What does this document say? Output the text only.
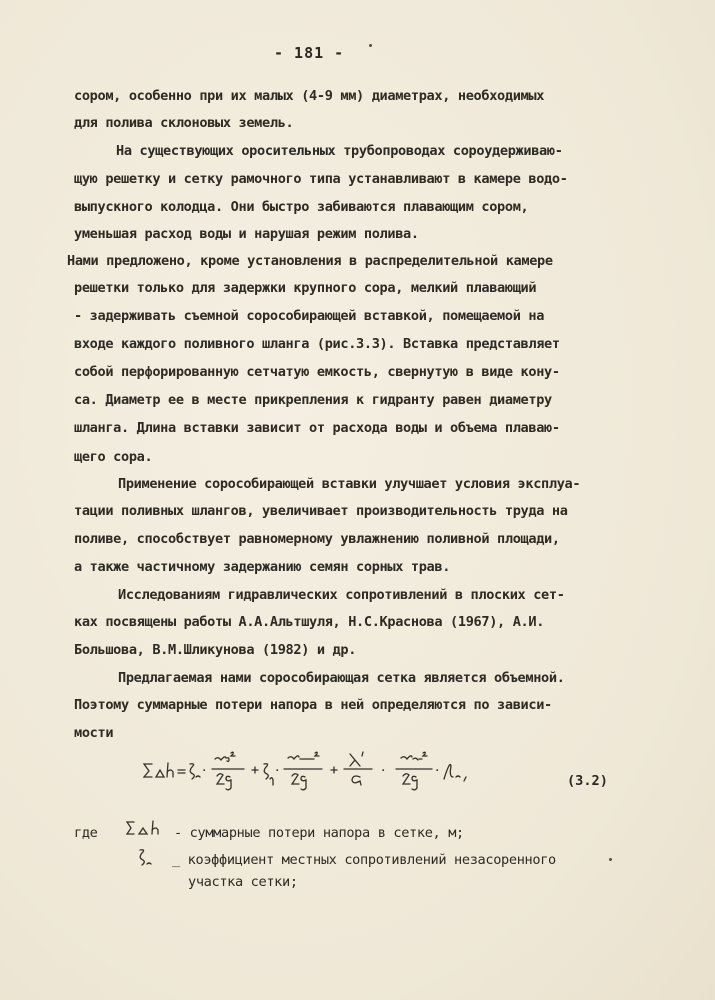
- 181 -
сором, особенно при их малых (4-9 мм) диаметрах, необходимых
для полива склоновых земель.
На существующих оросительных трубопроводах сороудерживаю-
щую решетку и сетку рамочного типа устанавливают в камере водо-
выпускного колодца. Они быстро забиваются плавающим сором,
уменьшая расход воды и нарушая режим полива.
Нами предложено, кроме установления в распределительной камере
решетки только для задержки крупного сора, мелкий плавающий
- задерживать съемной сорособирающей вставкой, помещаемой на
входе каждого поливного шланга (рис.3.3). Вставка представляет
собой перфорированную сетчатую емкость, свернутую в виде кону-
са. Диаметр ее в месте прикрепления к гидранту равен диаметру
шланга. Длина вставки зависит от расхода воды и объема плаваю-
щего сора.
Применение сорособирающей вставки улучшает условия эксплуа-
тации поливных шлангов, увеличивает производительность труда на
поливе, способствует равномерному увлажнению поливной площади,
а также частичному задержанию семян сорных трав.
Исследованиям гидравлических сопротивлений в плоских сет-
ках посвящены работы А.А.Альтшуля, Н.С.Краснова (1967), А.И.
Большова, В.М.Шликунова (1982) и др.
Предлагаемая нами сорособирающая сетка является объемной.
Поэтому суммарные потери напора в ней определяются по зависи-
мости
·	·	·	·
(3.2)
где	- суммарные потери напора в сетке, м;
_ коэффициент местных сопротивлений незасоренного
участка сетки;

· · · · ·

* Requirements
Repeat the data exactly, without the pictures.

* Task response
What does this document say? Output the text only.
- 181 -
сором, особенно при их малых (4-9 мм) диаметрах, необходимых
для полива склоновых земель.
На существующих оросительных трубопроводах сороудерживаю-
щую решетку и сетку рамочного типа устанавливают в камере водо-
выпускного колодца. Они быстро забиваются плавающим сором,
уменьшая расход воды и нарушая режим полива.
Нами предложено, кроме установления в распределительной камере
решетки только для задержки крупного сора, мелкий плавающий
- задерживать съемной сорособирающей вставкой, помещаемой на
входе каждого поливного шланга (рис.3.3). Вставка представляет
собой перфорированную сетчатую емкость, свернутую в виде кону-
са. Диаметр ее в месте прикрепления к гидранту равен диаметру
шланга. Длина вставки зависит от расхода воды и объема плаваю-
щего сора.
Применение сорособирающей вставки улучшает условия эксплуа-
тации поливных шлангов, увеличивает производительность труда на
поливе, способствует равномерному увлажнению поливной площади,
а также частичному задержанию семян сорных трав.
Исследованиям гидравлических сопротивлений в плоских сет-
ках посвящены работы А.А.Альтшуля, Н.С.Краснова (1967), А.И.
Большова, В.М.Шликунова (1982) и др.
Предлагаемая нами сорособирающая сетка является объемной.
Поэтому суммарные потери напора в ней определяются по зависи-
мости
·	·	·	·
(3.2)
где	- суммарные потери напора в сетке, м;
_ коэффициент местных сопротивлений незасоренного
участка сетки;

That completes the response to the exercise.